(Stored data)
+ + + + +

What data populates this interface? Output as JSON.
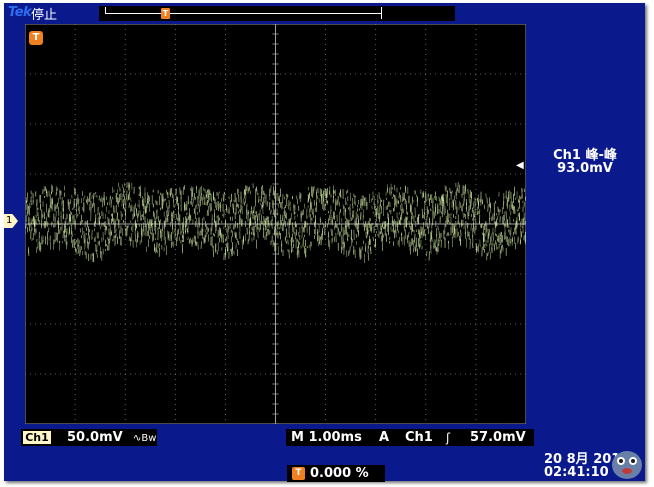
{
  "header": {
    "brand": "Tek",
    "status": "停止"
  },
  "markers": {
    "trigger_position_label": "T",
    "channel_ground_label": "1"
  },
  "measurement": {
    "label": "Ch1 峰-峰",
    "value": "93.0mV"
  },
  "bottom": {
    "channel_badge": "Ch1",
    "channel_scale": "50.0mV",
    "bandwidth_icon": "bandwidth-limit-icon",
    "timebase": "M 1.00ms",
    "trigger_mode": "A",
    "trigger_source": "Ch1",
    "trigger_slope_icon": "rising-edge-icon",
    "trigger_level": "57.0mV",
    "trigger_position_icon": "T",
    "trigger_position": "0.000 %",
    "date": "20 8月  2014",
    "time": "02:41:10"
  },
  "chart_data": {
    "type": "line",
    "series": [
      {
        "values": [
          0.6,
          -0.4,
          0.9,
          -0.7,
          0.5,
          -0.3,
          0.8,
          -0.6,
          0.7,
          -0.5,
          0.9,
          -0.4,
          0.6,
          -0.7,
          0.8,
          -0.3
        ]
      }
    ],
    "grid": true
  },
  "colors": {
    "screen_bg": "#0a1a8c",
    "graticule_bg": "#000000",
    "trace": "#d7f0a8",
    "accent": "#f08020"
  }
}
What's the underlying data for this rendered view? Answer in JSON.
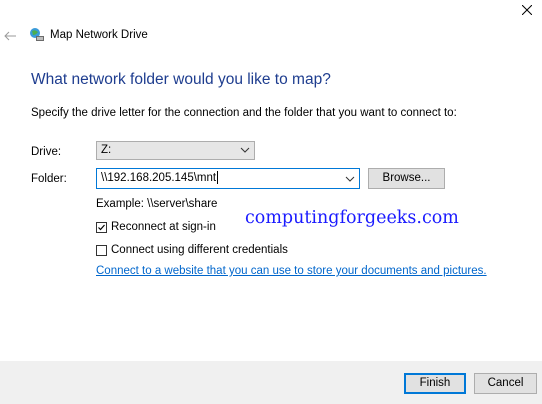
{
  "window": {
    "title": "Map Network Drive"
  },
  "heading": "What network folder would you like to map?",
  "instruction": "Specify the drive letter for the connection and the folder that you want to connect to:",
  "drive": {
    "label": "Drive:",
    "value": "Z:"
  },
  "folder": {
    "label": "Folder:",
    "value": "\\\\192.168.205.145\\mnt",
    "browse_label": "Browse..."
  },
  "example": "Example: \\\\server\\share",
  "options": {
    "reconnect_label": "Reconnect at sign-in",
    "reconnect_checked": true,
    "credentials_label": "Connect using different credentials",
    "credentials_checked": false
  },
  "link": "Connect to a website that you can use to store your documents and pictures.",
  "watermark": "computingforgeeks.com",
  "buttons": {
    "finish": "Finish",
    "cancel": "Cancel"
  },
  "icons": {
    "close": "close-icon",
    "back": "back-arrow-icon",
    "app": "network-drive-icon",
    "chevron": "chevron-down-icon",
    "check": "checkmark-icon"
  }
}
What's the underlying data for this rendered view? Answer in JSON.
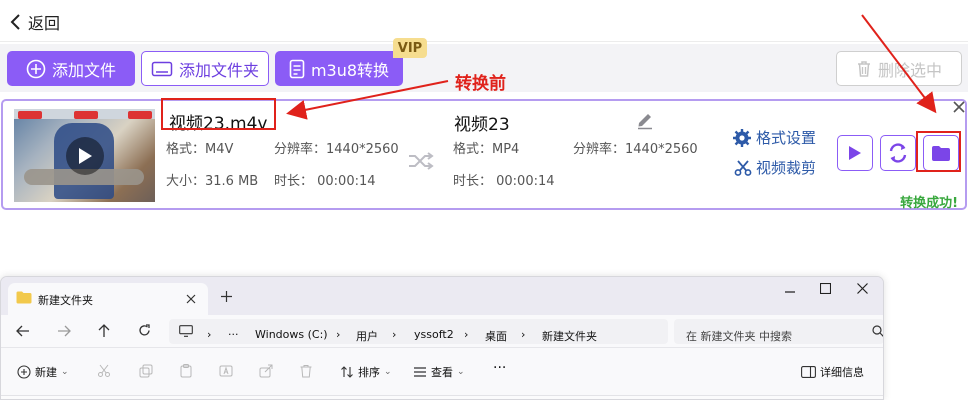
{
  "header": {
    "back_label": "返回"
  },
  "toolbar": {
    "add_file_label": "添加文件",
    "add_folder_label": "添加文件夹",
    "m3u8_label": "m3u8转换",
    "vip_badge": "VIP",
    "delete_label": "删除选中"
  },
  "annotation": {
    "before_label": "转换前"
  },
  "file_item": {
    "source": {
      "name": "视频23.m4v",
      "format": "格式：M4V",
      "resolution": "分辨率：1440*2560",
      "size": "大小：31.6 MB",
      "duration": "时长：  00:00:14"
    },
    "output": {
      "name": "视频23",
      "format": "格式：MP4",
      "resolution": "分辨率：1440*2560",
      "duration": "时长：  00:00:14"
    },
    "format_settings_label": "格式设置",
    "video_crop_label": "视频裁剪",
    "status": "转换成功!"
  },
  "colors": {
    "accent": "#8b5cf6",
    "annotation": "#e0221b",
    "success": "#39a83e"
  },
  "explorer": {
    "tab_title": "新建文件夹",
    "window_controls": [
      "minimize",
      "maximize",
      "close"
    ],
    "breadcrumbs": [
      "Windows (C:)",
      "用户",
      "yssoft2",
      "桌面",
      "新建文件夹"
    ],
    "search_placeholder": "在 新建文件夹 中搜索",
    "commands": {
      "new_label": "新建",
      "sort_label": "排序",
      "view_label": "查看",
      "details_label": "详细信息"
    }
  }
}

+ + + + +

▸ **EXERCISE AIM**
Skip the pictures and print each record exactly as it stands.

▸ **FULL ANSWER**
What data populates this interface? Output as JSON.
{
  "header": {
    "brand": "Tek",
    "status": "停止"
  },
  "markers": {
    "trigger_position_label": "T",
    "channel_ground_label": "1"
  },
  "measurement": {
    "label": "Ch1 峰-峰",
    "value": "93.0mV"
  },
  "bottom": {
    "channel_badge": "Ch1",
    "channel_scale": "50.0mV",
    "bandwidth_icon": "bandwidth-limit-icon",
    "timebase": "M 1.00ms",
    "trigger_mode": "A",
    "trigger_source": "Ch1",
    "trigger_slope_icon": "rising-edge-icon",
    "trigger_level": "57.0mV",
    "trigger_position_icon": "T",
    "trigger_position": "0.000 %",
    "date": "20 8月  2014",
    "time": "02:41:10"
  },
  "chart_data": {
    "type": "line",
    "series": [
      {
        "values": [
          0.6,
          -0.4,
          0.9,
          -0.7,
          0.5,
          -0.3,
          0.8,
          -0.6,
          0.7,
          -0.5,
          0.9,
          -0.4,
          0.6,
          -0.7,
          0.8,
          -0.3
        ]
      }
    ],
    "grid": true
  },
  "colors": {
    "screen_bg": "#0a1a8c",
    "graticule_bg": "#000000",
    "trace": "#d7f0a8",
    "accent": "#f08020"
  }
}
What's the underlying data for this rendered view? Answer in JSON.
{
  "window": {
    "title": "Map Network Drive"
  },
  "heading": "What network folder would you like to map?",
  "instruction": "Specify the drive letter for the connection and the folder that you want to connect to:",
  "drive": {
    "label": "Drive:",
    "value": "Z:"
  },
  "folder": {
    "label": "Folder:",
    "value": "\\\\192.168.205.145\\mnt",
    "browse_label": "Browse..."
  },
  "example": "Example: \\\\server\\share",
  "options": {
    "reconnect_label": "Reconnect at sign-in",
    "reconnect_checked": true,
    "credentials_label": "Connect using different credentials",
    "credentials_checked": false
  },
  "link": "Connect to a website that you can use to store your documents and pictures.",
  "watermark": "computingforgeeks.com",
  "buttons": {
    "finish": "Finish",
    "cancel": "Cancel"
  },
  "icons": {
    "close": "close-icon",
    "back": "back-arrow-icon",
    "app": "network-drive-icon",
    "chevron": "chevron-down-icon",
    "check": "checkmark-icon"
  }
}
What's the underlying data for this rendered view? Answer in JSON.
{
  "header": {
    "back_label": "返回"
  },
  "toolbar": {
    "add_file_label": "添加文件",
    "add_folder_label": "添加文件夹",
    "m3u8_label": "m3u8转换",
    "vip_badge": "VIP",
    "delete_label": "删除选中"
  },
  "annotation": {
    "before_label": "转换前"
  },
  "file_item": {
    "source": {
      "name": "视频23.m4v",
      "format": "格式：M4V",
      "resolution": "分辨率：1440*2560",
      "size": "大小：31.6 MB",
      "duration": "时长：  00:00:14"
    },
    "output": {
      "name": "视频23",
      "format": "格式：MP4",
      "resolution": "分辨率：1440*2560",
      "duration": "时长：  00:00:14"
    },
    "format_settings_label": "格式设置",
    "video_crop_label": "视频裁剪",
    "status": "转换成功!"
  },
  "colors": {
    "accent": "#8b5cf6",
    "annotation": "#e0221b",
    "success": "#39a83e"
  },
  "explorer": {
    "tab_title": "新建文件夹",
    "window_controls": [
      "minimize",
      "maximize",
      "close"
    ],
    "breadcrumbs": [
      "Windows (C:)",
      "用户",
      "yssoft2",
      "桌面",
      "新建文件夹"
    ],
    "search_placeholder": "在 新建文件夹 中搜索",
    "commands": {
      "new_label": "新建",
      "sort_label": "排序",
      "view_label": "查看",
      "details_label": "详细信息"
    }
  }
}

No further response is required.